*TEXT PASSAGE*

══════

Although I was training to ferry planes there was no letup in my efforts to get on an operational squadron but it was plain that, as yet, there was no chance. Sneh took a pretty dim view of my wanting 'to kill myself' so I had to play my cards pretty close to my chest. At the Poona (now Pune) refresher course we were first flying Harvards with which I was pretty familiar and then we were instructed in the cockpit drill of Hurricanes.

At first glance the Hurrybird seemed to be so much larger and more clumsy than the Spitfire although the wingspan was only 3ft greater than the standard Spit. To cap it all one literally had to climb aboard compared to just stepping up onto the trailing edge of the wing. There were two or three of us being laboriously taken through the details of how to handle several aircraft. Some instructors seem to enjoy a captive audience and droned on and on. I found myself silently saying "Yeah!" "Yeah!" "Yeah!". The Hurrrybird was obviously to be our most important machine. There was not the slightest sign of the great affection that I was finally to feel for the aircraft. After all, this was the aircraft that really won the Battle of Britain against the Luftwaffen's bombers in spite of the glamour of the Spits.

It seemed almost at once that I was in the cockpit running through the "rosary" of HTMPFFTS (Hydraulics, trim, mixture, pneumatics, fuel, flaps, trim & switches). She strained against the brakes and seemed to lumber down the runway but there was a comfortable feeling of stability in the wide undercarriage. She lifted off easily and I raised the undercart, eased off on the throttle adjusted the propeller pitch and raised the flaps from the 15º that I had tried for takeoff. There seemed to be more room in the cockpit but much of it felt so familiar and although I truly missed the old Spit it was wonderful to be behind a Merlin engine again. The cockpit felt very familiar with an almost identical flying panel to the Spit. Yes! You will do.

══════

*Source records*
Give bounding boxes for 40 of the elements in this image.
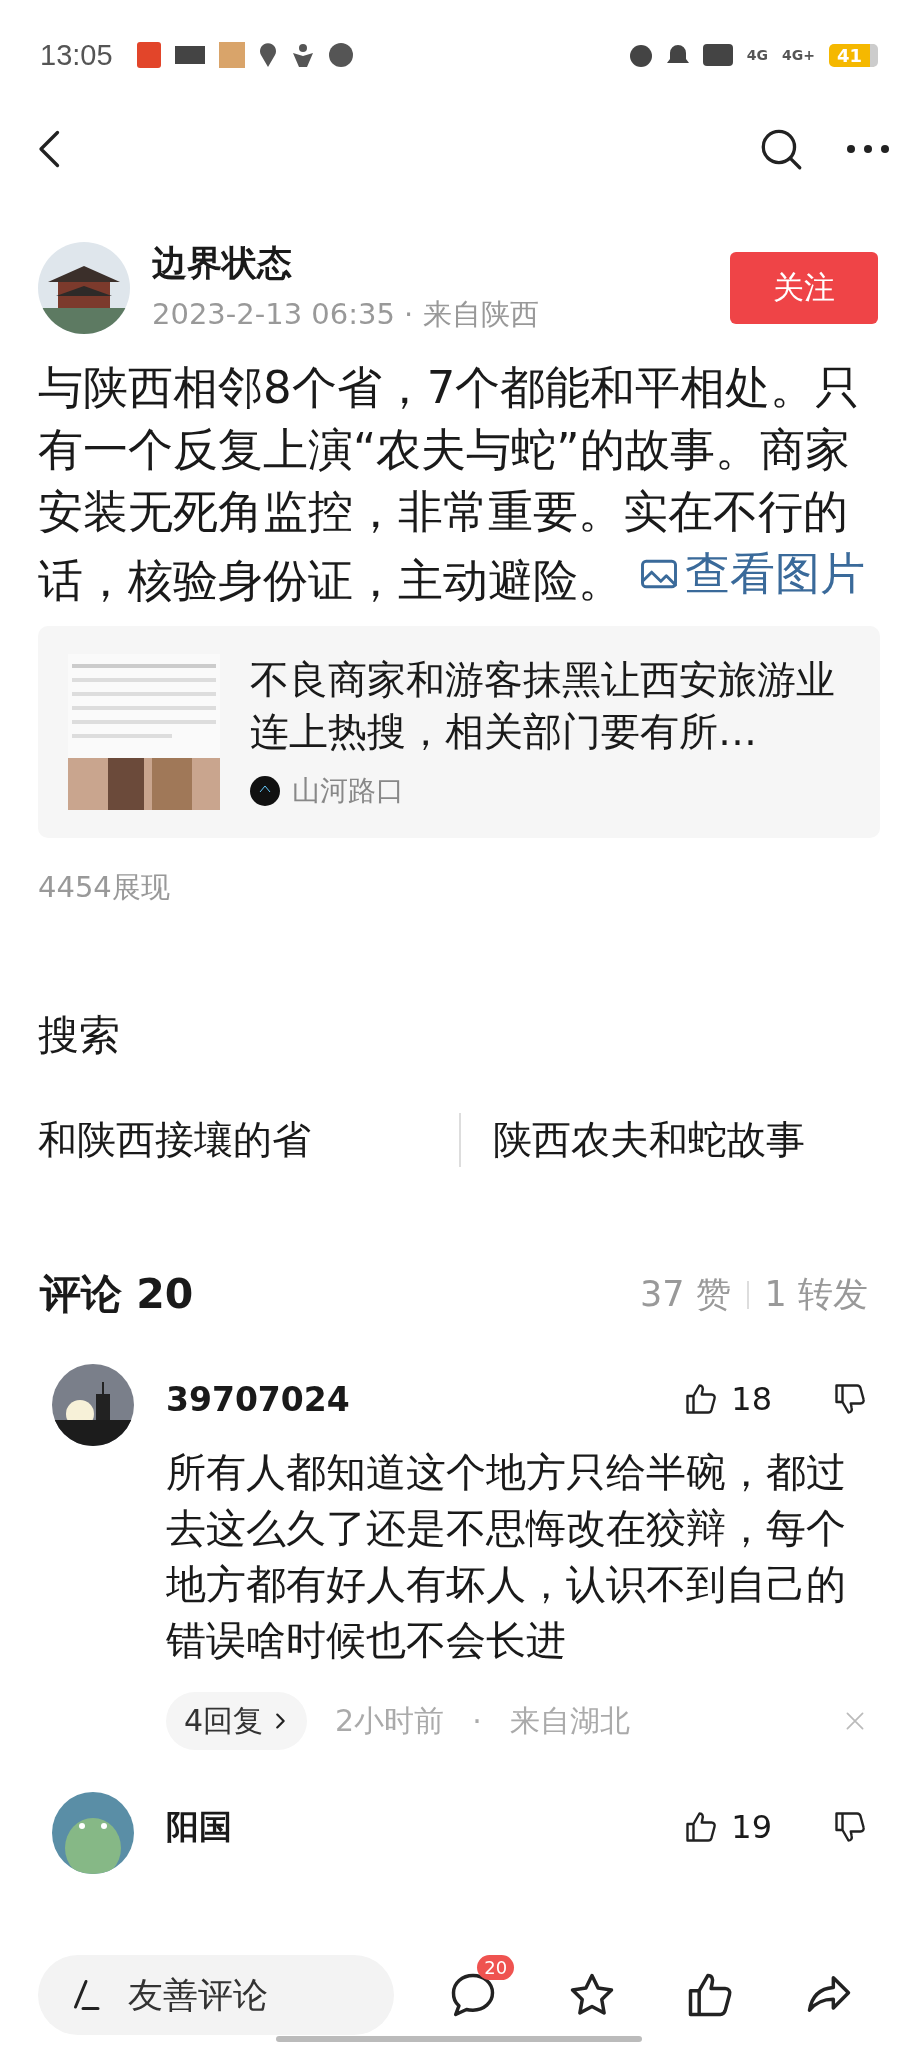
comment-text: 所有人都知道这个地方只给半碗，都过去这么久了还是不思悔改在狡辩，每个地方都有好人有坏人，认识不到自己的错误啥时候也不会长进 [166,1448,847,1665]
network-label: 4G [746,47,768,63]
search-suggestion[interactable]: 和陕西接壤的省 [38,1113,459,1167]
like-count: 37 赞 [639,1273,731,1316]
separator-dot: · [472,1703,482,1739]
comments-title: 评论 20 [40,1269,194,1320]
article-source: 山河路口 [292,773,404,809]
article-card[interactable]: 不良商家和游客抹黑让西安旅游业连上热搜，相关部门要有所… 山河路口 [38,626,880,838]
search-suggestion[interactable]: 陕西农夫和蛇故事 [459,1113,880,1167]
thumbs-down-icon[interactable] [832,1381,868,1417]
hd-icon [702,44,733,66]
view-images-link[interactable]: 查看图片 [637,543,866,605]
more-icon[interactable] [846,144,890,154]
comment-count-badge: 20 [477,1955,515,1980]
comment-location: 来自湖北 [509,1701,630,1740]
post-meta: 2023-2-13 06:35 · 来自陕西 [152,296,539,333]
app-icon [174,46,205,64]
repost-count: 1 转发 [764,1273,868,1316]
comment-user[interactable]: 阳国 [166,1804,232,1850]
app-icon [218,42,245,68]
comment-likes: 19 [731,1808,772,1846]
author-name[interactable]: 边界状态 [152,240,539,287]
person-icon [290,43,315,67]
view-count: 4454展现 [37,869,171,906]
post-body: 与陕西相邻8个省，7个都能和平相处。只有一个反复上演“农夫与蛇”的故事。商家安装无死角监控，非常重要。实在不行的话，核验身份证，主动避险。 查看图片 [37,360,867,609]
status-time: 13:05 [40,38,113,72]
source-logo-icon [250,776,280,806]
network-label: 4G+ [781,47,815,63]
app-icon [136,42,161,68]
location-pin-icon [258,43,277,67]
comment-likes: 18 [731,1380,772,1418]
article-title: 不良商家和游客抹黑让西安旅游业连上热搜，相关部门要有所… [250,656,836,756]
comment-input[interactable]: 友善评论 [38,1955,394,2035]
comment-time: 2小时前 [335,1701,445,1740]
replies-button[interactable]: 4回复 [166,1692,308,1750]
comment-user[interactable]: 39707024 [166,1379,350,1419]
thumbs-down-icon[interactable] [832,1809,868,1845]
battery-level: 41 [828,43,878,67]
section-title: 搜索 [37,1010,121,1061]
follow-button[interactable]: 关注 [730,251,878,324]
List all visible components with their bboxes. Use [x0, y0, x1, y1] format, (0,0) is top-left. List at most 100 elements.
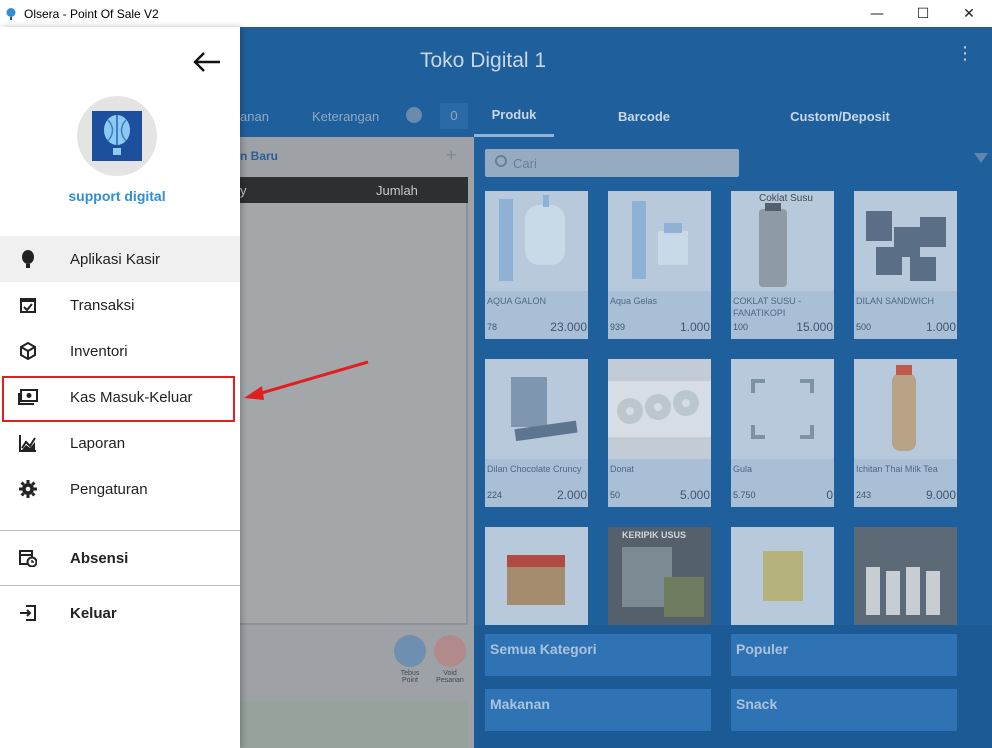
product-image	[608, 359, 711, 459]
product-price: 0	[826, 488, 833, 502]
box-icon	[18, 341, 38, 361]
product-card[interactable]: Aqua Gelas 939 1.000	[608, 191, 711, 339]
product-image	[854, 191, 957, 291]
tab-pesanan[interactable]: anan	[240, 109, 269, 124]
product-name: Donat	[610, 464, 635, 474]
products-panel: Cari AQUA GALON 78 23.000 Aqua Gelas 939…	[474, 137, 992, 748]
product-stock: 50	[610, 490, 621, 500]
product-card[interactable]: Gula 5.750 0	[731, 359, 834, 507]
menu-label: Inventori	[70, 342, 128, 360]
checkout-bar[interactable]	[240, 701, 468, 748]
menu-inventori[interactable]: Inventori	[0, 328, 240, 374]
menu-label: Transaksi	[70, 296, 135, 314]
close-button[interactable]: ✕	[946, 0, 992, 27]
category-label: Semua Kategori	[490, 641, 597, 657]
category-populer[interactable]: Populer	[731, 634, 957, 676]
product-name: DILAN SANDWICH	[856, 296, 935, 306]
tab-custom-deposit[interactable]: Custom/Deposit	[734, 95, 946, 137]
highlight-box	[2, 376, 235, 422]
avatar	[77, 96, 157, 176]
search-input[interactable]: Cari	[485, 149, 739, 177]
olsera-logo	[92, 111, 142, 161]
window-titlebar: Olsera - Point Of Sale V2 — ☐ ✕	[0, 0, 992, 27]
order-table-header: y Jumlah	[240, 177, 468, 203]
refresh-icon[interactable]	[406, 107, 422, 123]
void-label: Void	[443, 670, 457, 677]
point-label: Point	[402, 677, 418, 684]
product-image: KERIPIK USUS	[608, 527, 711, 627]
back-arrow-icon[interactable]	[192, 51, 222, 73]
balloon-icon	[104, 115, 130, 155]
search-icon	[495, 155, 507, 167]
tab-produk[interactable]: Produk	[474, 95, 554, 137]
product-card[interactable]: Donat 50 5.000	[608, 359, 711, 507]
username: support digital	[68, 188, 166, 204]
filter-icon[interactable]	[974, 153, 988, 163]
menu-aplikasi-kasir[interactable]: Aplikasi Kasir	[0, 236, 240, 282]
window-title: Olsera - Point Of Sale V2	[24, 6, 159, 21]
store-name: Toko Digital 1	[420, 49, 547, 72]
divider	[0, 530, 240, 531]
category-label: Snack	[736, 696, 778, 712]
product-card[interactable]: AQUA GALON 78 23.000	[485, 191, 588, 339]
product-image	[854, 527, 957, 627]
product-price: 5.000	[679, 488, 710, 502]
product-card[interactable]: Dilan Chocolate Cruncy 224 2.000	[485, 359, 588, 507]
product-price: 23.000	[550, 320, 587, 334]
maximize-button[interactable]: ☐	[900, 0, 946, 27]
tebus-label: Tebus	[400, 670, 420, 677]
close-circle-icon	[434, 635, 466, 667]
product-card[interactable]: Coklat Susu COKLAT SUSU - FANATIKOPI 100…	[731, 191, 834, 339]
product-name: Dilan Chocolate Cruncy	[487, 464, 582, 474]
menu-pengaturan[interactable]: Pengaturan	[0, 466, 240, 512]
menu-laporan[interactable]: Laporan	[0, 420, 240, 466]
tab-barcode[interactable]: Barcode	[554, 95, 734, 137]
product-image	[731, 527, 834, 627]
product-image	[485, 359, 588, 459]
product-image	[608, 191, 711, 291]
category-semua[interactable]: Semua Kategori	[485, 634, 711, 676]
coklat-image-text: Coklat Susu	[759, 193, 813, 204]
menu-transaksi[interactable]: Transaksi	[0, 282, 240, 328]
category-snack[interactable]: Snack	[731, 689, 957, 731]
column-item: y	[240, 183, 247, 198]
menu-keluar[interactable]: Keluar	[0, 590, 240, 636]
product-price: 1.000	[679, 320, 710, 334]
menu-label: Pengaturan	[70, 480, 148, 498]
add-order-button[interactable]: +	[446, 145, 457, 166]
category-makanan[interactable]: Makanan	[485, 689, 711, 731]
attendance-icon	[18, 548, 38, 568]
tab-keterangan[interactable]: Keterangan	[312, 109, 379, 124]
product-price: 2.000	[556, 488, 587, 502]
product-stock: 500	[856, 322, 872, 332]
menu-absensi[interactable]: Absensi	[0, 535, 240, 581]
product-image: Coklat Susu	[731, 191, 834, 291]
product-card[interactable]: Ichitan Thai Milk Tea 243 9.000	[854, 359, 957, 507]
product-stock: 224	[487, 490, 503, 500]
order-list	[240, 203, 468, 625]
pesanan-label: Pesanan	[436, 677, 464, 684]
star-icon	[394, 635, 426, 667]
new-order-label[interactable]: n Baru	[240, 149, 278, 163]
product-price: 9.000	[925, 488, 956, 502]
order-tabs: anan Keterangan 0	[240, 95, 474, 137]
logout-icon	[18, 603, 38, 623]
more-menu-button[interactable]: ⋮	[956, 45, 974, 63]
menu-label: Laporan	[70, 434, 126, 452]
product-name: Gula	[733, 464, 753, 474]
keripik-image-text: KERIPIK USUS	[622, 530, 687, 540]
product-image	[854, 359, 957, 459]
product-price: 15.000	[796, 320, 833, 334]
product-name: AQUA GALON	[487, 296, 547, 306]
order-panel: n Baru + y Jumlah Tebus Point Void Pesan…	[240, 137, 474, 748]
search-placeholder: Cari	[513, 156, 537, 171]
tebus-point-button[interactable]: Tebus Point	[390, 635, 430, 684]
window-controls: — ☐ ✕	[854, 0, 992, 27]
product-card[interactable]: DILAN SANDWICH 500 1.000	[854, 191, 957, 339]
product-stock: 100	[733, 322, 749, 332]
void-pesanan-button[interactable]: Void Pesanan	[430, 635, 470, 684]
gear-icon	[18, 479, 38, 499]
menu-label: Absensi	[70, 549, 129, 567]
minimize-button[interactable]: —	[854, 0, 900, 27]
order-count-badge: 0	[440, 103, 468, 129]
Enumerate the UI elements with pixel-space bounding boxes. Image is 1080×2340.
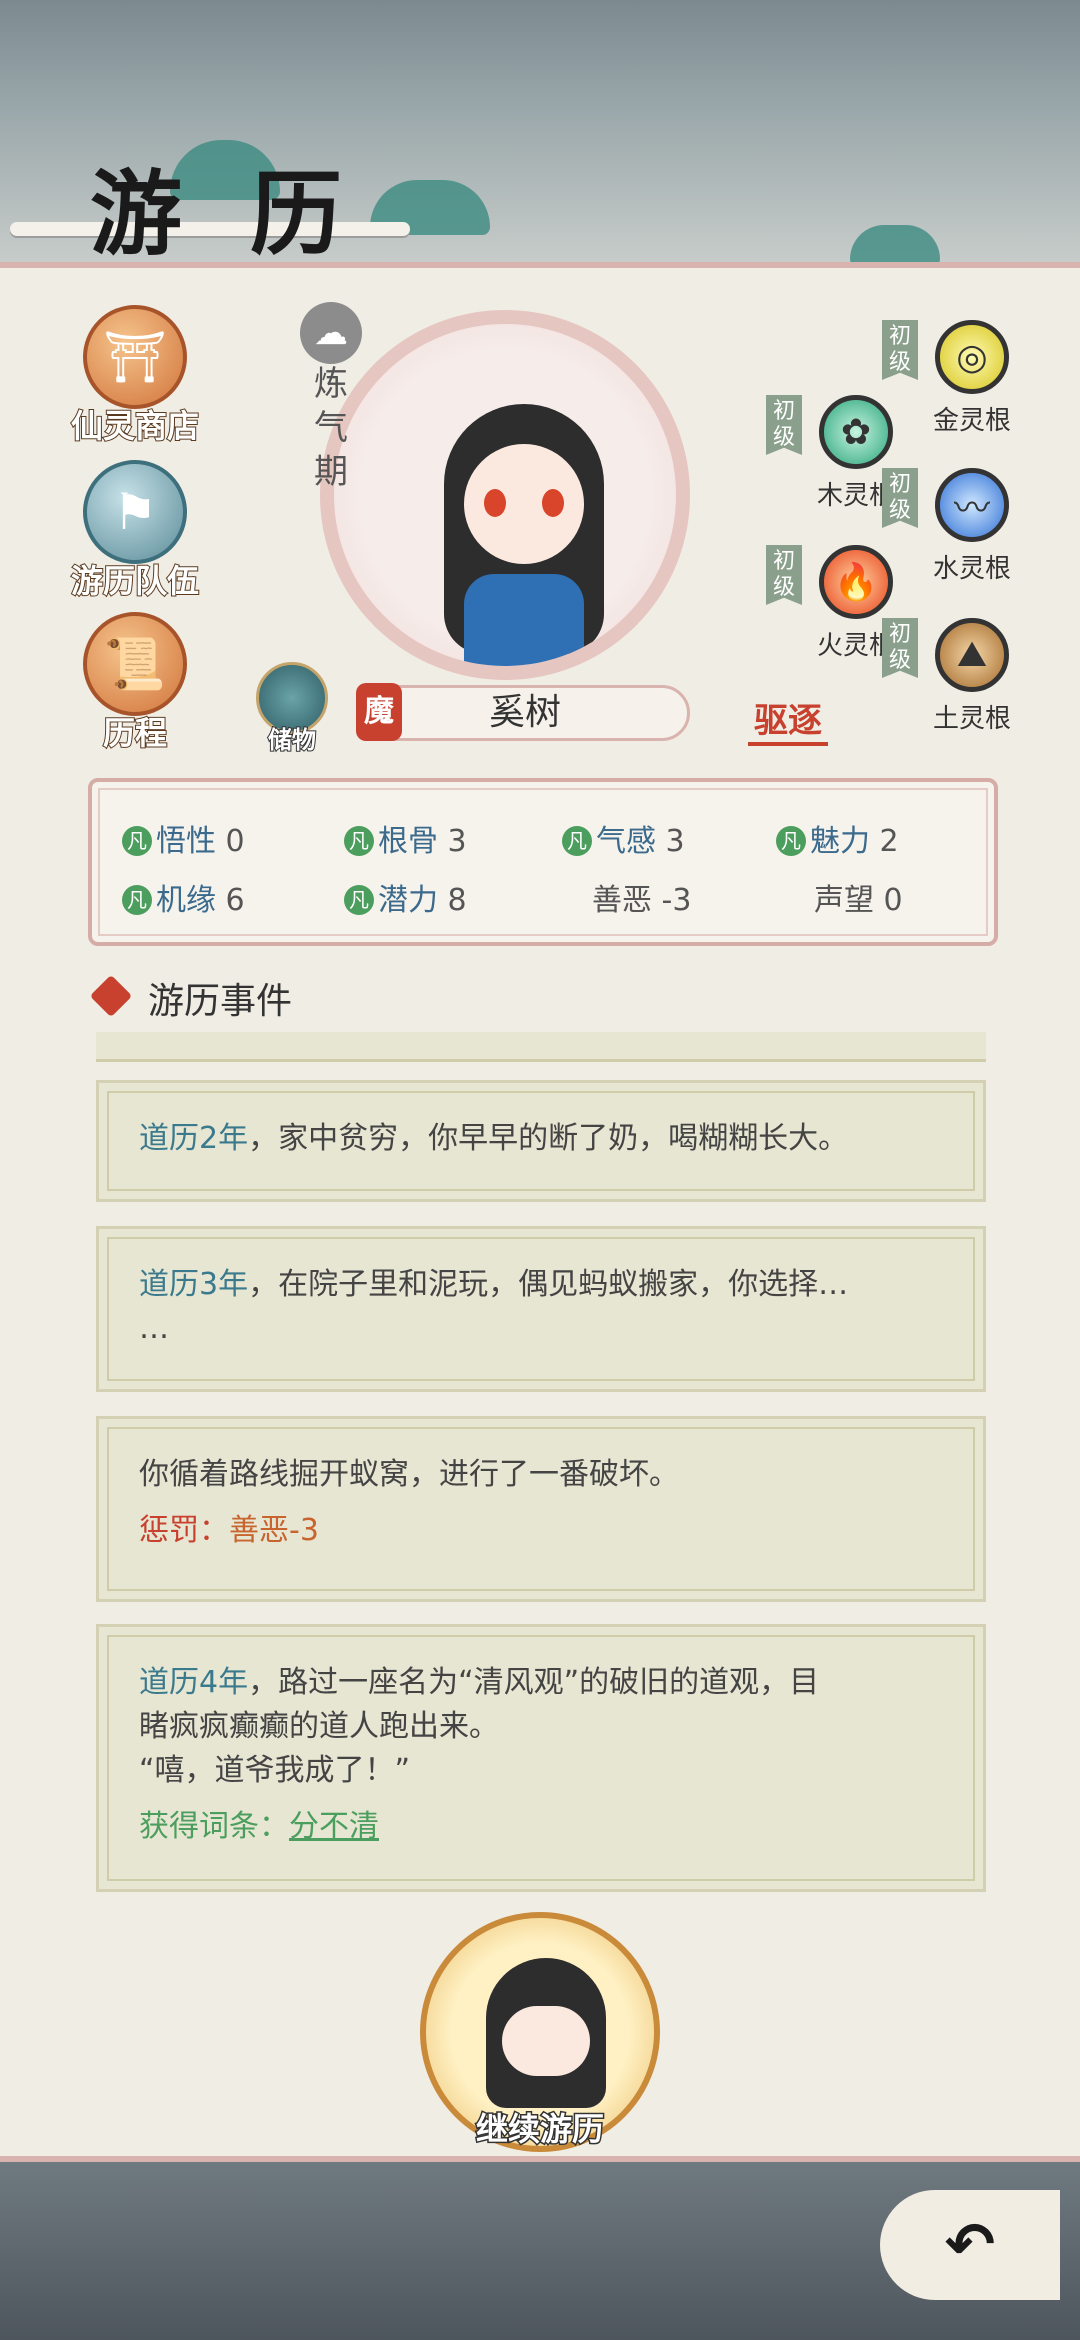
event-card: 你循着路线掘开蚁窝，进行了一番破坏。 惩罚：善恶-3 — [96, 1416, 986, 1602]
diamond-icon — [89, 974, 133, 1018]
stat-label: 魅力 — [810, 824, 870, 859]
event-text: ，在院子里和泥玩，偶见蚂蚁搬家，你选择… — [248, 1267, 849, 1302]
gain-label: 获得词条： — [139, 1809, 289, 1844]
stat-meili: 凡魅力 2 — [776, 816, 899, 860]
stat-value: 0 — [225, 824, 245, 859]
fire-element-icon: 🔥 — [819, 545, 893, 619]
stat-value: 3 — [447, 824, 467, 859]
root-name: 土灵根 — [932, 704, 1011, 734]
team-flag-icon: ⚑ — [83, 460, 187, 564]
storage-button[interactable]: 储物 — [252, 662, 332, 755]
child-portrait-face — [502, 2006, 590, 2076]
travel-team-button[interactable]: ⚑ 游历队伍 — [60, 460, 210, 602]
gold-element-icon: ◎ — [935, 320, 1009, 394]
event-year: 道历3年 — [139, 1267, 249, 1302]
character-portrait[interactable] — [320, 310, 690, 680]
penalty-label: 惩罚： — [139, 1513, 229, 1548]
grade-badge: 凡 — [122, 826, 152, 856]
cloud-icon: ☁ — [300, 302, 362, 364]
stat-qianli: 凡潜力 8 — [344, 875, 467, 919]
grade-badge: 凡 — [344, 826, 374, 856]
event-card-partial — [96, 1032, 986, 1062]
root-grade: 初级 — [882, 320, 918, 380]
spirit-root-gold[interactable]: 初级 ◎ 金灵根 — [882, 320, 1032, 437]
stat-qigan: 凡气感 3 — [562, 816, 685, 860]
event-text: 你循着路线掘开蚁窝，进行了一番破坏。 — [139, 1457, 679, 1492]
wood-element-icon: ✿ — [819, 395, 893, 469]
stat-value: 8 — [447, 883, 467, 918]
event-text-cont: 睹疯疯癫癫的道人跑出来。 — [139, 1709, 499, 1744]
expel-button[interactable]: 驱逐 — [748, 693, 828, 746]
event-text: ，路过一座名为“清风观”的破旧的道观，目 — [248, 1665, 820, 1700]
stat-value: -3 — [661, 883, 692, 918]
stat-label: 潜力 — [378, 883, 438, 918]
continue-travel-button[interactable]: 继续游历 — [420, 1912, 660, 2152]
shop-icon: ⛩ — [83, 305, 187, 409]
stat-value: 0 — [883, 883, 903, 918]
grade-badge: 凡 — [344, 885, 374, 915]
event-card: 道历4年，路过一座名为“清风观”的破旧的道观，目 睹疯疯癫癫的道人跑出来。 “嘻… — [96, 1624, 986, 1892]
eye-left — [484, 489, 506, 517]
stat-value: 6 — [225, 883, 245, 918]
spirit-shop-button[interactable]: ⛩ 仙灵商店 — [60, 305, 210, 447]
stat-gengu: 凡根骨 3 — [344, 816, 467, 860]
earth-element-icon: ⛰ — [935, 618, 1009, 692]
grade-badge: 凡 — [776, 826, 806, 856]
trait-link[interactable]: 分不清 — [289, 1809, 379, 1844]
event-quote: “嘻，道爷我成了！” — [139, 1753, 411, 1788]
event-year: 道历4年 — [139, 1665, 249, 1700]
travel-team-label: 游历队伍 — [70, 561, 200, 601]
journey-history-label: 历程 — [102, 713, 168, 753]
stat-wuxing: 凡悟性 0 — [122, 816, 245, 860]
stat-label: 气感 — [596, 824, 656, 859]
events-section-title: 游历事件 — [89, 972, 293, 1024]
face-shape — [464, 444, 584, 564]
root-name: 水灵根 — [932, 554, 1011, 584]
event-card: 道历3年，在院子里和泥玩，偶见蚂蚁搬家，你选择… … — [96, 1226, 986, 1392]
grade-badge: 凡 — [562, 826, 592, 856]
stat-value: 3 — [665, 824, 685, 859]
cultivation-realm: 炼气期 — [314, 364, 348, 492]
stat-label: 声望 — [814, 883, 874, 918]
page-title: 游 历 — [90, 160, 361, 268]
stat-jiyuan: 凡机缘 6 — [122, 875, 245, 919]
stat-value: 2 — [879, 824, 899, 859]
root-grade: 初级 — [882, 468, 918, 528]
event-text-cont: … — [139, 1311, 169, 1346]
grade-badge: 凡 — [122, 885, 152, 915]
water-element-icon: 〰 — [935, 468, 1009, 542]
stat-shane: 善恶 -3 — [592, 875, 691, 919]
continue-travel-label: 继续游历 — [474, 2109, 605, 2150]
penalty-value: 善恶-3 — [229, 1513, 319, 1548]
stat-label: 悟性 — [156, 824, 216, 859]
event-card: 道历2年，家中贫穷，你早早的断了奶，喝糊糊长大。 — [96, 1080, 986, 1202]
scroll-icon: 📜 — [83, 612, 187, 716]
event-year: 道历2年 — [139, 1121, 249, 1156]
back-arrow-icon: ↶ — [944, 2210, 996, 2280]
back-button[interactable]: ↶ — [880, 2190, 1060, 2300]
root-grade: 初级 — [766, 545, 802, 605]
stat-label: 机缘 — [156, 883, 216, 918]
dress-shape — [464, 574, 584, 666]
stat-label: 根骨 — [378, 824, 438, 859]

══════

*GIVEN REQUEST 1*
According to the account of Hurricane training, how much greater was the Hurricane's wingspan than that of the standard Spitfire?
*GIVEN REQUEST 2*
Please resume the account of Hurricane training after its final sentence.

*RESULT 1*
It was only 3 feet greater.

*RESULT 2*
In the Hurry, the engine cowling dropped away much more quickly than with the Spit giving far better forward visibility and the four 20mm Hispano Suiza cannon looked pretty menacing. It seemed that I had been airborne for a few moments but a quick glance at the clock showed that I had better land because my allotted time was only 30 mins. I tried to land exactly as I had the Spit but found that I was undershooting but it should still be OK. NO! It would certainly not, I was dropping in far too quickly, she would need more throttle. I jammed it forward and the engine died. Christ! I was going to prang! She floated idly over some pretty unyielding looking rocks - the runway was dead ahead - I dared to pull gently - Oh so gently back on the stick and she stalled and dropped like a stone. Luckily she did not drop a wing and I was down.

The landing was heavy but not so bad as I deserved. Damn! By slamming open the throttle after a long idle I had choked her. There was just enough speed to let me roll onto the grass. A worried looking engine fitter was in the first of two 15cwt trucks that came to collect me. "What happened Sir?" "Dunno" I lied, "she just died on me". "Is this your kite?" I asked. "Yessir. You did pretty well Sir, Not to prang her I mean". I managed a pretty impressive nonchalant shrug. Being rather proud of it (I mean the shrug) I tried it in front of the mirror but never quite managed it again.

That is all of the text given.